**Aim of the task**
Copy out the data in full and exactly, passing over the pictures.

**Page text entries**
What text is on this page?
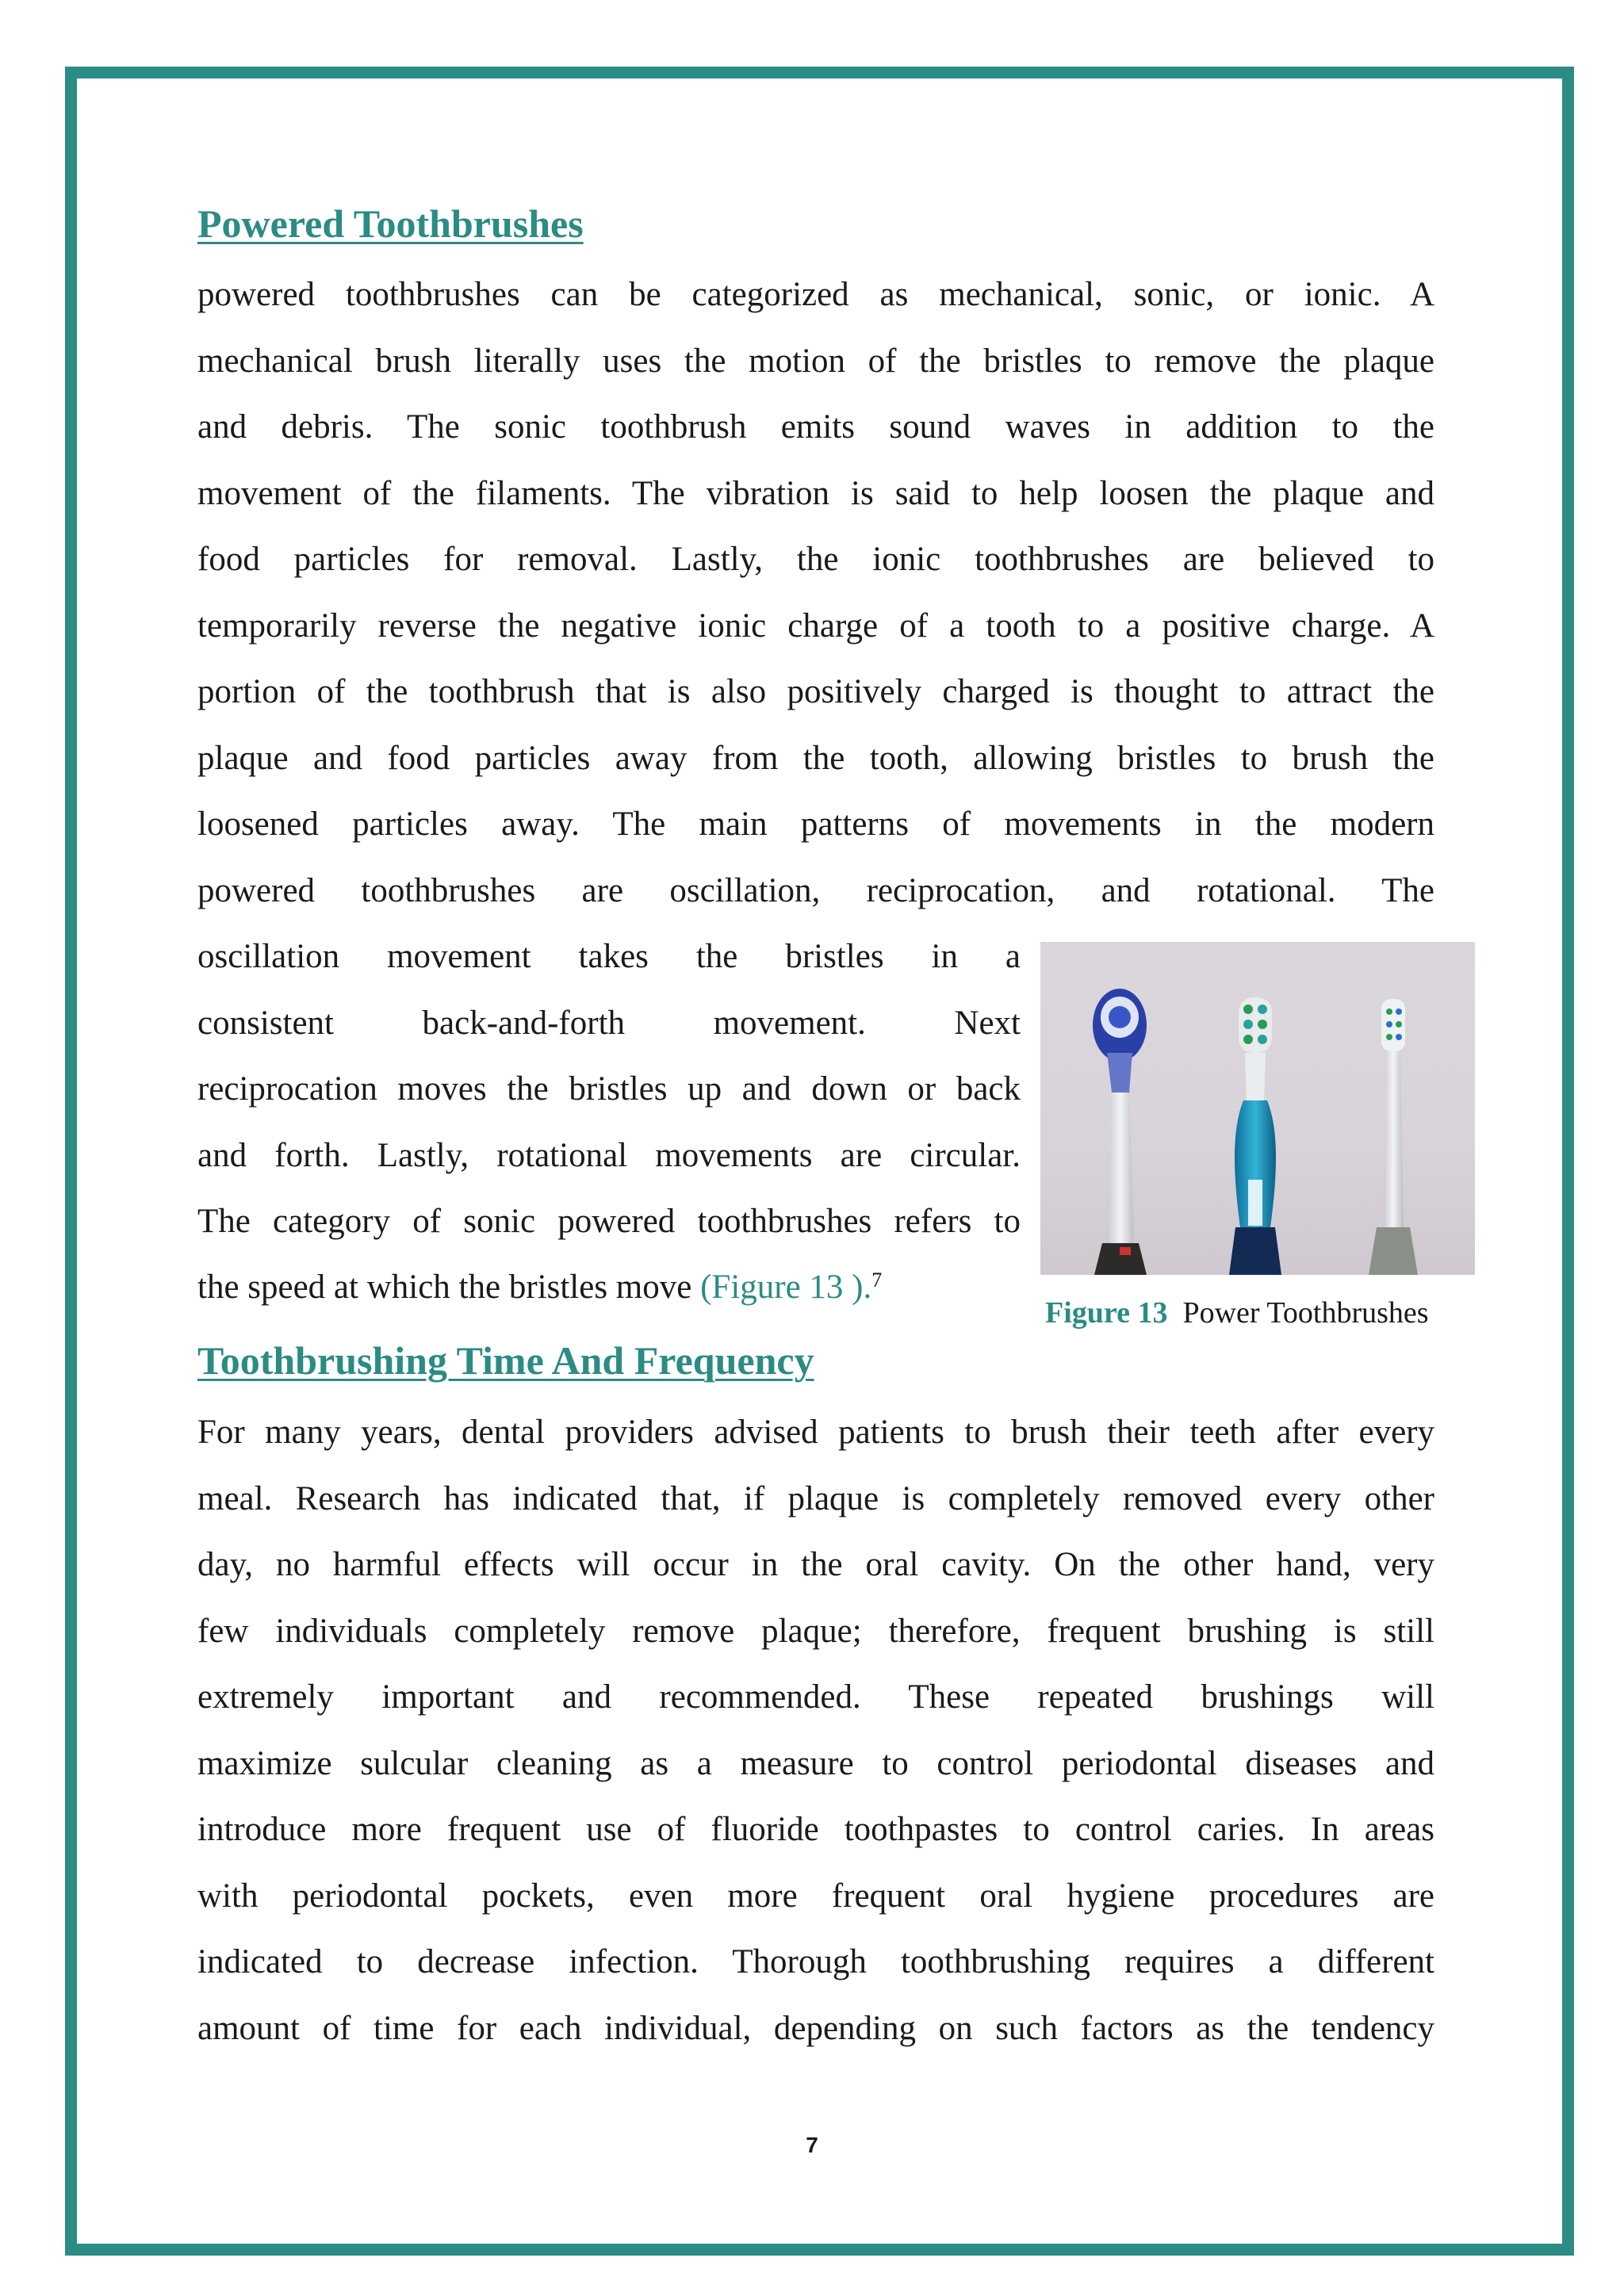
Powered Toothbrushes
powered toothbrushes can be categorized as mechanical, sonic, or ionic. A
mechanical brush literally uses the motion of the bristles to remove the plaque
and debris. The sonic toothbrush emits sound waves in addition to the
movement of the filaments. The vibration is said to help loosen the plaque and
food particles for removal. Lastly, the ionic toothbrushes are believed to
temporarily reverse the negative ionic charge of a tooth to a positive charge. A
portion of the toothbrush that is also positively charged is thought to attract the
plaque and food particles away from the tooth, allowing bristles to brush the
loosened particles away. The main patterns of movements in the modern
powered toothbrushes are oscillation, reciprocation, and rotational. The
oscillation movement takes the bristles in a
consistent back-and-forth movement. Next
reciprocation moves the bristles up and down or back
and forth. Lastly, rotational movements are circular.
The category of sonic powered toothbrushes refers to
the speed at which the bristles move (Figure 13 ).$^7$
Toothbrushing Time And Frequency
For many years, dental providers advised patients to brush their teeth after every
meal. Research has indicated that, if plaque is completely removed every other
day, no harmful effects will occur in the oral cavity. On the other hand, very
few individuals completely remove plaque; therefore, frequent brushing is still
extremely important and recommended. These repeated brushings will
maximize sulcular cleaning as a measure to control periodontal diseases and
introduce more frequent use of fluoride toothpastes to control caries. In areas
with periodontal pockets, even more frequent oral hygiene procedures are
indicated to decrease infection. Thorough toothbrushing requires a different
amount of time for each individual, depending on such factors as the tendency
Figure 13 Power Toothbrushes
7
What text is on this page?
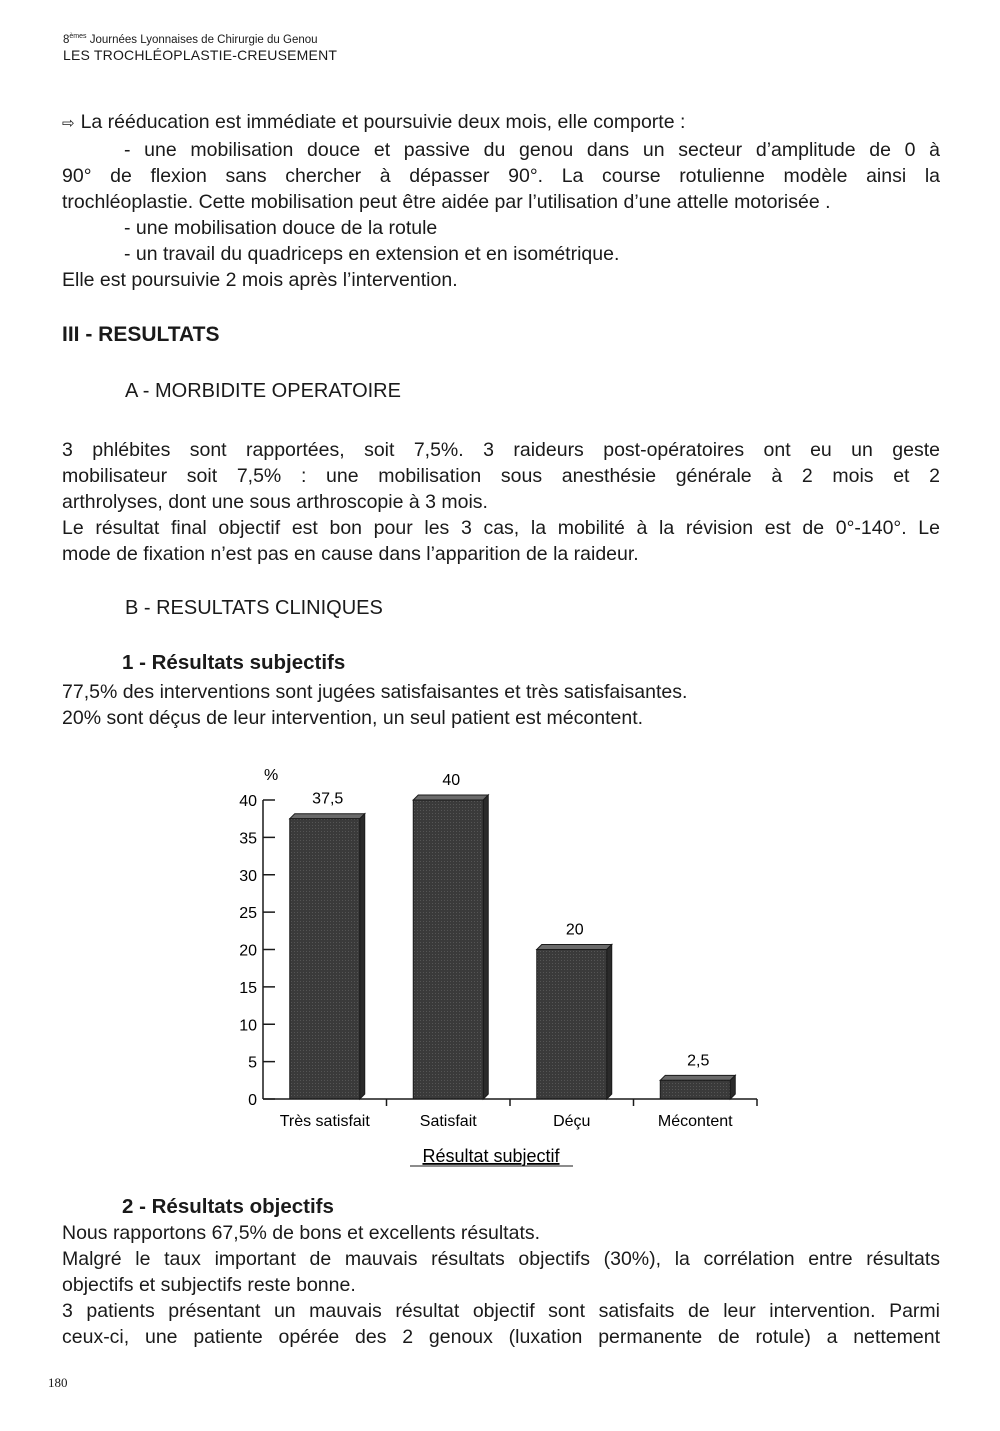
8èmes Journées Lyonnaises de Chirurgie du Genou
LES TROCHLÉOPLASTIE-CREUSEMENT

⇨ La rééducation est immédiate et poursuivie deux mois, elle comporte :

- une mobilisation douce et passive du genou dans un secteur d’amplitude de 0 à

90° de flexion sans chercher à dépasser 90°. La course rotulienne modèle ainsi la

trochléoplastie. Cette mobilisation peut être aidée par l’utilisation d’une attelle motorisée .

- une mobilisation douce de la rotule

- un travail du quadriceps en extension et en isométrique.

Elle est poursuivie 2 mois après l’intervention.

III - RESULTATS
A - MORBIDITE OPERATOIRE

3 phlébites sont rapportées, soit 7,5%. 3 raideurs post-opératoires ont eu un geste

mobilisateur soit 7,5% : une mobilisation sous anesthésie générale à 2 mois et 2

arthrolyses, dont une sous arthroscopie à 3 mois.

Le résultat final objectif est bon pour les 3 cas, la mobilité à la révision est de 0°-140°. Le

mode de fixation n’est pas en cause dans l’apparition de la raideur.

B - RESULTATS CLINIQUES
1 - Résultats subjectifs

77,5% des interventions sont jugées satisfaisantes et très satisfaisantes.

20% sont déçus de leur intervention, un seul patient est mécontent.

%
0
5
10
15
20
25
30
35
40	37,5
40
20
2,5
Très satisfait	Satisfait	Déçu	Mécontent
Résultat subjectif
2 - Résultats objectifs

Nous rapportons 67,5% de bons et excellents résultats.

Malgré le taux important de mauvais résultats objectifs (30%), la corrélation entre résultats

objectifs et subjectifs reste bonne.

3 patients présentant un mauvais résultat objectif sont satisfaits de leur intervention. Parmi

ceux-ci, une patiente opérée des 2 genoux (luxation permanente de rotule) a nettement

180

**Written answer**
What text is on this page?
Powered Toothbrushes
powered toothbrushes can be categorized as mechanical, sonic, or ionic. A
mechanical brush literally uses the motion of the bristles to remove the plaque
and debris. The sonic toothbrush emits sound waves in addition to the
movement of the filaments. The vibration is said to help loosen the plaque and
food particles for removal. Lastly, the ionic toothbrushes are believed to
temporarily reverse the negative ionic charge of a tooth to a positive charge. A
portion of the toothbrush that is also positively charged is thought to attract the
plaque and food particles away from the tooth, allowing bristles to brush the
loosened particles away. The main patterns of movements in the modern
powered toothbrushes are oscillation, reciprocation, and rotational. The
oscillation movement takes the bristles in a
consistent back-and-forth movement. Next
reciprocation moves the bristles up and down or back
and forth. Lastly, rotational movements are circular.
The category of sonic powered toothbrushes refers to
the speed at which the bristles move (Figure 13 ).$^7$
Toothbrushing Time And Frequency
For many years, dental providers advised patients to brush their teeth after every
meal. Research has indicated that, if plaque is completely removed every other
day, no harmful effects will occur in the oral cavity. On the other hand, very
few individuals completely remove plaque; therefore, frequent brushing is still
extremely important and recommended. These repeated brushings will
maximize sulcular cleaning as a measure to control periodontal diseases and
introduce more frequent use of fluoride toothpastes to control caries. In areas
with periodontal pockets, even more frequent oral hygiene procedures are
indicated to decrease infection. Thorough toothbrushing requires a different
amount of time for each individual, depending on such factors as the tendency
Figure 13 Power Toothbrushes
7
What text is on this page?
8èmes Journées Lyonnaises de Chirurgie du Genou
LES TROCHLÉOPLASTIE-CREUSEMENT

⇨ La rééducation est immédiate et poursuivie deux mois, elle comporte :

- une mobilisation douce et passive du genou dans un secteur d’amplitude de 0 à

90° de flexion sans chercher à dépasser 90°. La course rotulienne modèle ainsi la

trochléoplastie. Cette mobilisation peut être aidée par l’utilisation d’une attelle motorisée .

- une mobilisation douce de la rotule

- un travail du quadriceps en extension et en isométrique.

Elle est poursuivie 2 mois après l’intervention.

III - RESULTATS
A - MORBIDITE OPERATOIRE

3 phlébites sont rapportées, soit 7,5%. 3 raideurs post-opératoires ont eu un geste

mobilisateur soit 7,5% : une mobilisation sous anesthésie générale à 2 mois et 2

arthrolyses, dont une sous arthroscopie à 3 mois.

Le résultat final objectif est bon pour les 3 cas, la mobilité à la révision est de 0°-140°. Le

mode de fixation n’est pas en cause dans l’apparition de la raideur.

B - RESULTATS CLINIQUES
1 - Résultats subjectifs

77,5% des interventions sont jugées satisfaisantes et très satisfaisantes.

20% sont déçus de leur intervention, un seul patient est mécontent.

%
0
5
10
15
20
25
30
35
40	37,5
40
20
2,5
Très satisfait	Satisfait	Déçu	Mécontent
Résultat subjectif
2 - Résultats objectifs

Nous rapportons 67,5% de bons et excellents résultats.

Malgré le taux important de mauvais résultats objectifs (30%), la corrélation entre résultats

objectifs et subjectifs reste bonne.

3 patients présentant un mauvais résultat objectif sont satisfaits de leur intervention. Parmi

ceux-ci, une patiente opérée des 2 genoux (luxation permanente de rotule) a nettement

180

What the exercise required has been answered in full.